╭──

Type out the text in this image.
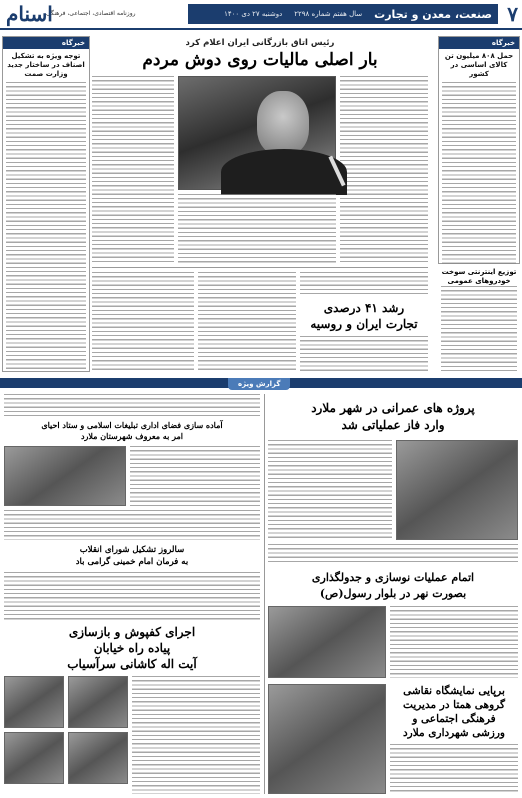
۷
صنعت، معدن و تجارت
سال هفتم شماره ۲۲۹۸
دوشنبه ۲۷ دی ۱۴۰۰
روزنامه اقتصادی، اجتماعی، فرهنگی
اسنام
خبرگاه
حمل ۸۰۸ میلیون تن کالای اساسی در کشور
توزیع اینترنتی سوخت خودروهای عمومی
خبرگاه
توجه ویژه به تشکیل اصناف در ساختار جدید وزارت صمت
رئیس اتاق بازرگانی ایران اعلام کرد
بار اصلی مالیات روی دوش مردم
رشد ۴۱ درصدی
تجارت ایران و روسیه
گزارش ویژه
پروژه های عمرانی در شهر ملارد
وارد فاز عملیاتی شد
اتمام عملیات نوسازی و جدولگذاری
بصورت نهر در بلوار رسول(ص)
برپایی نمایشگاه نقاشی
گروهی همتا در مدیریت
فرهنگی اجتماعی و
ورزشی شهرداری ملارد
آماده سازی فضای اداری تبلیغات اسلامی و ستاد احیای
امر به معروف شهرستان ملارد
سالروز تشکیل شورای انقلاب
به فرمان امام خمینی گرامی باد
اجرای کفپوش و بازسازی
پیاده راه خیابان
آیت اله کاشانی سرآسیاب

╰──

An exact transcription of all the entries is required, without the pictures.

• **Exercise output**
Type out the text in this image.
۷
صنعت، معدن و تجارت
سال هفتم شماره ۲۲۹۸
دوشنبه ۲۷ دی ۱۴۰۰
روزنامه اقتصادی، اجتماعی، فرهنگی
اسنام
خبرگاه
حمل ۸۰۸ میلیون تن کالای اساسی در کشور
توزیع اینترنتی سوخت خودروهای عمومی
خبرگاه
توجه ویژه به تشکیل اصناف در ساختار جدید وزارت صمت
رئیس اتاق بازرگانی ایران اعلام کرد
بار اصلی مالیات روی دوش مردم
رشد ۴۱ درصدی
تجارت ایران و روسیه
گزارش ویژه
پروژه های عمرانی در شهر ملارد
وارد فاز عملیاتی شد
اتمام عملیات نوسازی و جدولگذاری
بصورت نهر در بلوار رسول(ص)
برپایی نمایشگاه نقاشی
گروهی همتا در مدیریت
فرهنگی اجتماعی و
ورزشی شهرداری ملارد
آماده سازی فضای اداری تبلیغات اسلامی و ستاد احیای
امر به معروف شهرستان ملارد
سالروز تشکیل شورای انقلاب
به فرمان امام خمینی گرامی باد
اجرای کفپوش و بازسازی
پیاده راه خیابان
آیت اله کاشانی سرآسیاب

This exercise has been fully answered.